BRIEF.
Pull out every line of the listing below where "guest" appears.

--- Start of MATERIAL SHOWN ---

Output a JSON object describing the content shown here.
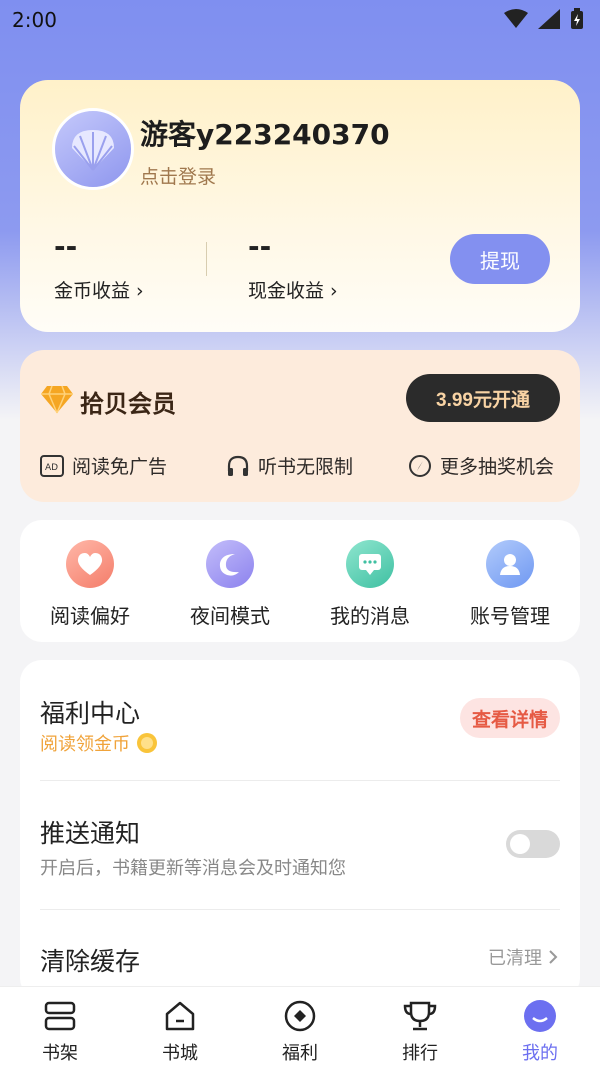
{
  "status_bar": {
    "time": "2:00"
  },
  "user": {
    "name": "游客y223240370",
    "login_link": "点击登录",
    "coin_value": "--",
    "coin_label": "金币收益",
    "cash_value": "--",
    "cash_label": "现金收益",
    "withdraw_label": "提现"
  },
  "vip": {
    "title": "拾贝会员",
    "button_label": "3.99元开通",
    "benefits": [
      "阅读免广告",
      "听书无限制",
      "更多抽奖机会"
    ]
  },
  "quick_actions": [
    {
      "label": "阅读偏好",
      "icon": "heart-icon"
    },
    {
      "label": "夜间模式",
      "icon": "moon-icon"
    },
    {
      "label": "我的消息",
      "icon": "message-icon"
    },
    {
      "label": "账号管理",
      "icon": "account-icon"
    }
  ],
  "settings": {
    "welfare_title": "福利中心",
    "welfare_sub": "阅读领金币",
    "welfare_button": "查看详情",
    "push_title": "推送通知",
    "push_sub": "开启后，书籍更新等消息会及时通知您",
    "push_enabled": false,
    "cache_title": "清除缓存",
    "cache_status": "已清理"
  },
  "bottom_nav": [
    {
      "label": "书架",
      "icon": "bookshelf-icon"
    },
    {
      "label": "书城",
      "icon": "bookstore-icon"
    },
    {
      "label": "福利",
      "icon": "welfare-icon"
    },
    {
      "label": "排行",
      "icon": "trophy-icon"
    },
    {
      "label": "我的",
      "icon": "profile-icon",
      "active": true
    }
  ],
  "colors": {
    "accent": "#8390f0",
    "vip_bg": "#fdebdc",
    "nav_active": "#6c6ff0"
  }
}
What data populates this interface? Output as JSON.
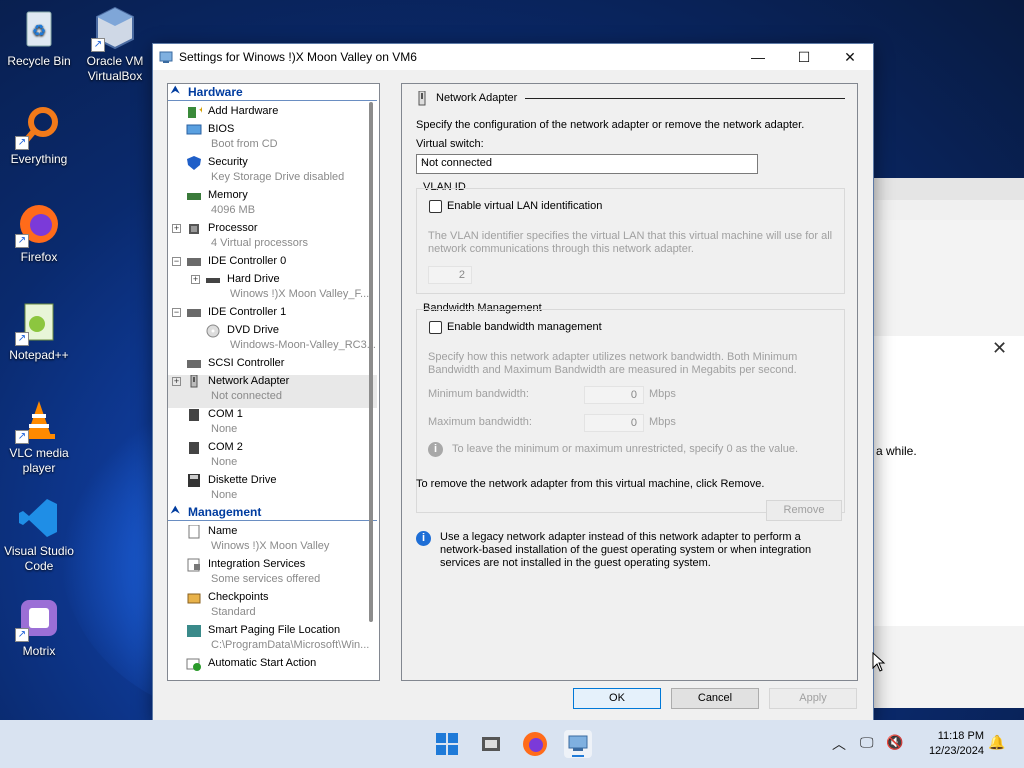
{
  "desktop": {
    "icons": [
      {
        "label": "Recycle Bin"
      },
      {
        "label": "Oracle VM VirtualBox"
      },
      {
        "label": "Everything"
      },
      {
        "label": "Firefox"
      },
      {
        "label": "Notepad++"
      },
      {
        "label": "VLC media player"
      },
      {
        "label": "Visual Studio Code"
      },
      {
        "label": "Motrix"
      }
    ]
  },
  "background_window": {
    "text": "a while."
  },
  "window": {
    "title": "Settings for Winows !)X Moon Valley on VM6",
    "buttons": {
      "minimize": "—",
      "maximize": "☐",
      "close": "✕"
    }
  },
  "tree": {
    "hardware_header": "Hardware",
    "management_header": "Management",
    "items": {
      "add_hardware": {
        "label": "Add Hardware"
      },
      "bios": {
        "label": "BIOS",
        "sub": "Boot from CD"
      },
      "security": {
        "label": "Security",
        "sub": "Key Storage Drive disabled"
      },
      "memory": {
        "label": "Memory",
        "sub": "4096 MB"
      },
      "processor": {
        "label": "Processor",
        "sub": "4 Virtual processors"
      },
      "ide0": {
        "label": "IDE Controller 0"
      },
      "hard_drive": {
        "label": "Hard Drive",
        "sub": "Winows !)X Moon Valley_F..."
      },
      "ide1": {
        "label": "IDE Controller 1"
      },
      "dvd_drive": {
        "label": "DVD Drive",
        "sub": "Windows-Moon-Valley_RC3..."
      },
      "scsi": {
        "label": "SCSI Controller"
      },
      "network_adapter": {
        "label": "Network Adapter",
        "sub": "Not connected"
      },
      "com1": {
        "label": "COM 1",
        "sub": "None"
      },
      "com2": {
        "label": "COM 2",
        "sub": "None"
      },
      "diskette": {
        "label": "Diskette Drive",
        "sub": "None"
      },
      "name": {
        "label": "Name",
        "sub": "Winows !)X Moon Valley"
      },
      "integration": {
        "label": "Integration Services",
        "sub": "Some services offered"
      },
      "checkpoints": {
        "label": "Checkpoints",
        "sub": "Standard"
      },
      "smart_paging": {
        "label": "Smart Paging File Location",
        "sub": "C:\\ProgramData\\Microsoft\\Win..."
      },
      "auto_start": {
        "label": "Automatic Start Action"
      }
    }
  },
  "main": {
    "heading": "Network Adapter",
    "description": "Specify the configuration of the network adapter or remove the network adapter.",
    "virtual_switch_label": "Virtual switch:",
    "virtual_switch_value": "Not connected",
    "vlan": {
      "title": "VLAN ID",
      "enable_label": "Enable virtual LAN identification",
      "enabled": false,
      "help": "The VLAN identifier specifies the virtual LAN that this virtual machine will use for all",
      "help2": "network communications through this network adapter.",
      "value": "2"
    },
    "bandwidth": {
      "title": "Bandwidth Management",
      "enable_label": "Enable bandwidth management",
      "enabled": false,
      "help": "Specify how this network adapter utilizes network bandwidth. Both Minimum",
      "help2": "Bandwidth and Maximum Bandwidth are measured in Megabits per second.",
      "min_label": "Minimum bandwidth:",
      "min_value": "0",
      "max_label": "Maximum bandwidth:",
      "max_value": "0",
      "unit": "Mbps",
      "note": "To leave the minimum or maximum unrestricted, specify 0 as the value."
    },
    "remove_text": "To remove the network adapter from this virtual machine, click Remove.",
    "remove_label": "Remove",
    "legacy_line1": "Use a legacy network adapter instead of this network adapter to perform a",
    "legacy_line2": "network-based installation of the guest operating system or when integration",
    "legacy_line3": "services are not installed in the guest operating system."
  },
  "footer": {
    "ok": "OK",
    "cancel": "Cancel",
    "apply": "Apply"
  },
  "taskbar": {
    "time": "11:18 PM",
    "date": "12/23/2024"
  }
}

--- End of MATERIAL SHOWN ---
--- Start of MATERIAL SHOWN ---

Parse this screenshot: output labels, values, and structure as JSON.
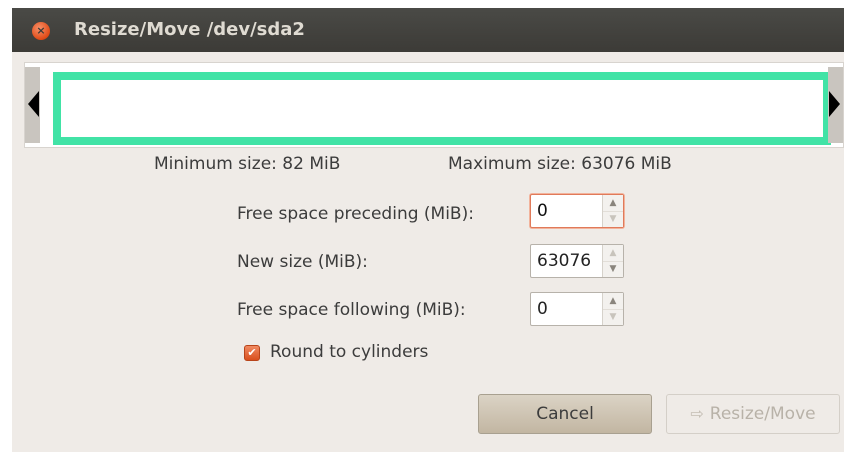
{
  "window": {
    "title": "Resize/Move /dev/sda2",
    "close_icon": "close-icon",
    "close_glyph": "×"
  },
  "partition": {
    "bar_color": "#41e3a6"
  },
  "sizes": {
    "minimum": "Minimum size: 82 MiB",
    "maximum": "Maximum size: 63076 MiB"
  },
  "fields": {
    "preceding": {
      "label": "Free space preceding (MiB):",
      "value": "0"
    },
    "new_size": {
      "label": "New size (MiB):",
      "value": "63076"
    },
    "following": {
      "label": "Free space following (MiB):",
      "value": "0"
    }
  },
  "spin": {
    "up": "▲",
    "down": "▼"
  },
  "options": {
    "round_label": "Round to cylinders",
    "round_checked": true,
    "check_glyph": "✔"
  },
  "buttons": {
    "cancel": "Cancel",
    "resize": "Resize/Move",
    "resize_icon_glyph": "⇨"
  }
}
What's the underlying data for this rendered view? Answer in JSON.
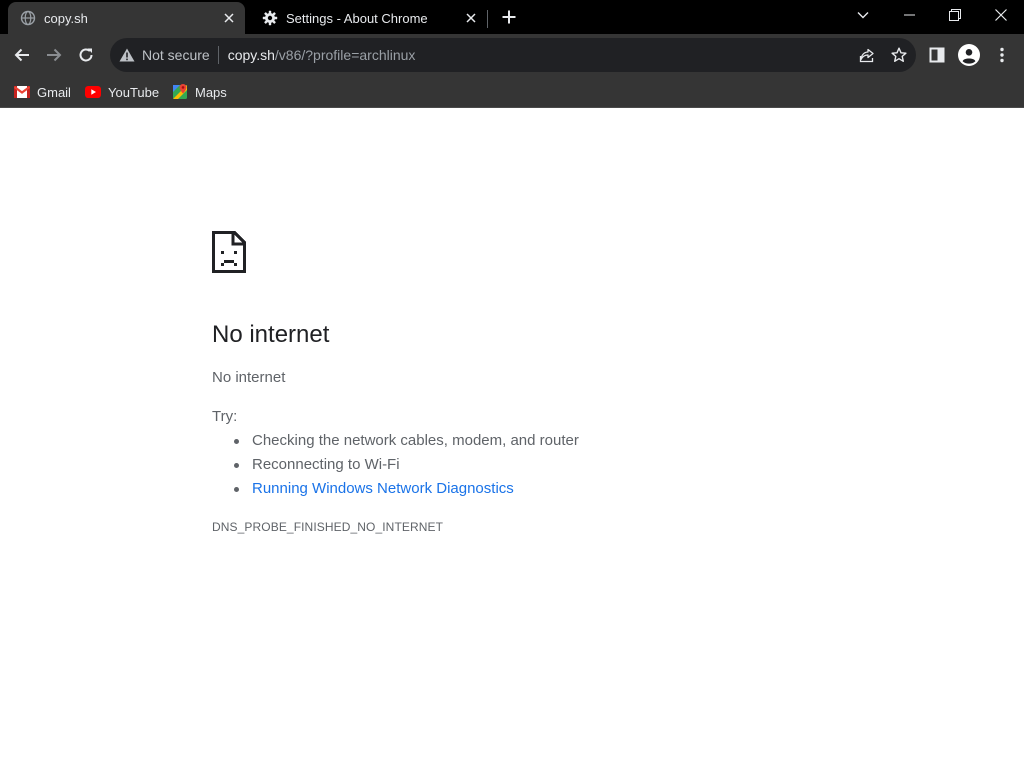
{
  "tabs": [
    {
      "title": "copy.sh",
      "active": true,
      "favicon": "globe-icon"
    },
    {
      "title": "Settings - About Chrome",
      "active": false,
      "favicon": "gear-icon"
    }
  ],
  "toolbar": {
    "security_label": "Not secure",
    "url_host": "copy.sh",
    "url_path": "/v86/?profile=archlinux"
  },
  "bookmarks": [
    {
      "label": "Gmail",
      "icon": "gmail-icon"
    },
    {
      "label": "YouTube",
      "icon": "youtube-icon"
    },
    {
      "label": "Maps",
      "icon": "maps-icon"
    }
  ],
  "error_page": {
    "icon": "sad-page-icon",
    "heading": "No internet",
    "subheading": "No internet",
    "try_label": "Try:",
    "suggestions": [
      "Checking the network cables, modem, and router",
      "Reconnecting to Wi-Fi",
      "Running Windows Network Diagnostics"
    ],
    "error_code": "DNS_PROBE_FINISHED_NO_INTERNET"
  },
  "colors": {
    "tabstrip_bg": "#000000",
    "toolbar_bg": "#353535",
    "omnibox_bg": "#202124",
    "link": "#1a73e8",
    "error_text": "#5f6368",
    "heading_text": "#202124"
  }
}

--- End of MATERIAL SHOWN ---

RESULT OF THE TASK.
    "legacy_line2": "network-based installation of the guest operating system or when integration",
    "legacy_line3": "services are not installed in the guest operating system."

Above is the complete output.